Dataset items:
——————

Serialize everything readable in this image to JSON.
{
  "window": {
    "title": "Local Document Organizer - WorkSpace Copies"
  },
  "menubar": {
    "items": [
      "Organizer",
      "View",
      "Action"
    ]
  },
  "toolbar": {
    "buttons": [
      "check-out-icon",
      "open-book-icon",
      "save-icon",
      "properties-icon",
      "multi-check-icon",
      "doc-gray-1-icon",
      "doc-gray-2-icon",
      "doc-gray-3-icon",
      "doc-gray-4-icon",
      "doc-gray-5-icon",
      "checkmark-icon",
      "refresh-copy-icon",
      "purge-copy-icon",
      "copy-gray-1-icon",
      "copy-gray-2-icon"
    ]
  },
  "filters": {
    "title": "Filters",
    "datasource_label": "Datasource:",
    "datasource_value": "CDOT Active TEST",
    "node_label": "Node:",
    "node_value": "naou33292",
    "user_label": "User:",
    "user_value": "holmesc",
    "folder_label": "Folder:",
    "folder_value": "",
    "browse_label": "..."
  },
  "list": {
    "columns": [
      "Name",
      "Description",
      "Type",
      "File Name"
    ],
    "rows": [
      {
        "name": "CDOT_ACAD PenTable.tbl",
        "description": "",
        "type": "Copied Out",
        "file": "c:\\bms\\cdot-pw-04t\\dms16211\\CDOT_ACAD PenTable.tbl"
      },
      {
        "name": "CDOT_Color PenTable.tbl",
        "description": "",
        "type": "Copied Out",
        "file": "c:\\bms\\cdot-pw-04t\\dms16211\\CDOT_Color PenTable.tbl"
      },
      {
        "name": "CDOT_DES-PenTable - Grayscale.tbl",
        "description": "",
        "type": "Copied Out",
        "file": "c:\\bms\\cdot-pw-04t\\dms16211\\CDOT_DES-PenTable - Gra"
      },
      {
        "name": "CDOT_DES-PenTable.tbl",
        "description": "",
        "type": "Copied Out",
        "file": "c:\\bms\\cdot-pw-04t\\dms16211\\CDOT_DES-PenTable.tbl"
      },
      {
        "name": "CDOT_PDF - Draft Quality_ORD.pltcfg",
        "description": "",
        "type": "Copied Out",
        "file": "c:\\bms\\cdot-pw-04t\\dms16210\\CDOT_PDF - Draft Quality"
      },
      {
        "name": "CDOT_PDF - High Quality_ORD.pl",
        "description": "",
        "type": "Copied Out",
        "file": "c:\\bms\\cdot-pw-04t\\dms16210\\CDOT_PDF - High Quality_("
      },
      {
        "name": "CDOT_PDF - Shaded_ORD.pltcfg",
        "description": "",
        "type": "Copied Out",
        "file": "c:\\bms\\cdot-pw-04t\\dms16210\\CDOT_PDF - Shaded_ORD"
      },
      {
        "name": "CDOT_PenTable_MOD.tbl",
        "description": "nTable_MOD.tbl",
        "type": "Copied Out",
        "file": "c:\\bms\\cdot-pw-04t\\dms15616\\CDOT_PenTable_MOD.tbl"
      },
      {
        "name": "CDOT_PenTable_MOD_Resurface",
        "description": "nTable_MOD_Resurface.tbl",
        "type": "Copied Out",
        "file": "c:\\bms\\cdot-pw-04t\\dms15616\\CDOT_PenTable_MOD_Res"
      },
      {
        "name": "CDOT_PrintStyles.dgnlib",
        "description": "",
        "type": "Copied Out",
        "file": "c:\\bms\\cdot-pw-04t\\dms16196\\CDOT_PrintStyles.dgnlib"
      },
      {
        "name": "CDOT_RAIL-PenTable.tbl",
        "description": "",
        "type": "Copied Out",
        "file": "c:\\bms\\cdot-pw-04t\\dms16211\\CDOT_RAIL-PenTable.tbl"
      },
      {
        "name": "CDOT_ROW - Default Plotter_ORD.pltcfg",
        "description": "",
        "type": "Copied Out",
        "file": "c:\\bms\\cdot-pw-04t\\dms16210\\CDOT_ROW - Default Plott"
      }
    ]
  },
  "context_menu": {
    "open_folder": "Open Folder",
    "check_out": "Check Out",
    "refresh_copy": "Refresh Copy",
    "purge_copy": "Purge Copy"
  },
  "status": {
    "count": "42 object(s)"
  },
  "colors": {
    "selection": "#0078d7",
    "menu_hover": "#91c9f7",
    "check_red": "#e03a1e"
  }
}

——————

Reproduce the full listing word for word.

Serialize everything readable in this image to JSON.
{
  "window": {
    "title": "Local Document Organizer - WorkSpace Copies"
  },
  "menubar": {
    "items": [
      "Organizer",
      "View",
      "Action"
    ]
  },
  "toolbar": {
    "buttons": [
      "check-out-icon",
      "open-book-icon",
      "save-icon",
      "properties-icon",
      "multi-check-icon",
      "doc-gray-1-icon",
      "doc-gray-2-icon",
      "doc-gray-3-icon",
      "doc-gray-4-icon",
      "doc-gray-5-icon",
      "checkmark-icon",
      "refresh-copy-icon",
      "purge-copy-icon",
      "copy-gray-1-icon",
      "copy-gray-2-icon"
    ]
  },
  "filters": {
    "title": "Filters",
    "datasource_label": "Datasource:",
    "datasource_value": "CDOT Active TEST",
    "node_label": "Node:",
    "node_value": "naou33292",
    "user_label": "User:",
    "user_value": "holmesc",
    "folder_label": "Folder:",
    "folder_value": "",
    "browse_label": "..."
  },
  "list": {
    "columns": [
      "Name",
      "Description",
      "Type",
      "File Name"
    ],
    "rows": [
      {
        "name": "CDOT_ACAD PenTable.tbl",
        "description": "",
        "type": "Copied Out",
        "file": "c:\\bms\\cdot-pw-04t\\dms16211\\CDOT_ACAD PenTable.tbl"
      },
      {
        "name": "CDOT_Color PenTable.tbl",
        "description": "",
        "type": "Copied Out",
        "file": "c:\\bms\\cdot-pw-04t\\dms16211\\CDOT_Color PenTable.tbl"
      },
      {
        "name": "CDOT_DES-PenTable - Grayscale.tbl",
        "description": "",
        "type": "Copied Out",
        "file": "c:\\bms\\cdot-pw-04t\\dms16211\\CDOT_DES-PenTable - Gra"
      },
      {
        "name": "CDOT_DES-PenTable.tbl",
        "description": "",
        "type": "Copied Out",
        "file": "c:\\bms\\cdot-pw-04t\\dms16211\\CDOT_DES-PenTable.tbl"
      },
      {
        "name": "CDOT_PDF - Draft Quality_ORD.pltcfg",
        "description": "",
        "type": "Copied Out",
        "file": "c:\\bms\\cdot-pw-04t\\dms16210\\CDOT_PDF - Draft Quality"
      },
      {
        "name": "CDOT_PDF - High Quality_ORD.pl",
        "description": "",
        "type": "Copied Out",
        "file": "c:\\bms\\cdot-pw-04t\\dms16210\\CDOT_PDF - High Quality_("
      },
      {
        "name": "CDOT_PDF - Shaded_ORD.pltcfg",
        "description": "",
        "type": "Copied Out",
        "file": "c:\\bms\\cdot-pw-04t\\dms16210\\CDOT_PDF - Shaded_ORD"
      },
      {
        "name": "CDOT_PenTable_MOD.tbl",
        "description": "nTable_MOD.tbl",
        "type": "Copied Out",
        "file": "c:\\bms\\cdot-pw-04t\\dms15616\\CDOT_PenTable_MOD.tbl"
      },
      {
        "name": "CDOT_PenTable_MOD_Resurface",
        "description": "nTable_MOD_Resurface.tbl",
        "type": "Copied Out",
        "file": "c:\\bms\\cdot-pw-04t\\dms15616\\CDOT_PenTable_MOD_Res"
      },
      {
        "name": "CDOT_PrintStyles.dgnlib",
        "description": "",
        "type": "Copied Out",
        "file": "c:\\bms\\cdot-pw-04t\\dms16196\\CDOT_PrintStyles.dgnlib"
      },
      {
        "name": "CDOT_RAIL-PenTable.tbl",
        "description": "",
        "type": "Copied Out",
        "file": "c:\\bms\\cdot-pw-04t\\dms16211\\CDOT_RAIL-PenTable.tbl"
      },
      {
        "name": "CDOT_ROW - Default Plotter_ORD.pltcfg",
        "description": "",
        "type": "Copied Out",
        "file": "c:\\bms\\cdot-pw-04t\\dms16210\\CDOT_ROW - Default Plott"
      }
    ]
  },
  "context_menu": {
    "open_folder": "Open Folder",
    "check_out": "Check Out",
    "refresh_copy": "Refresh Copy",
    "purge_copy": "Purge Copy"
  },
  "status": {
    "count": "42 object(s)"
  },
  "colors": {
    "selection": "#0078d7",
    "menu_hover": "#91c9f7",
    "check_red": "#e03a1e"
  }
}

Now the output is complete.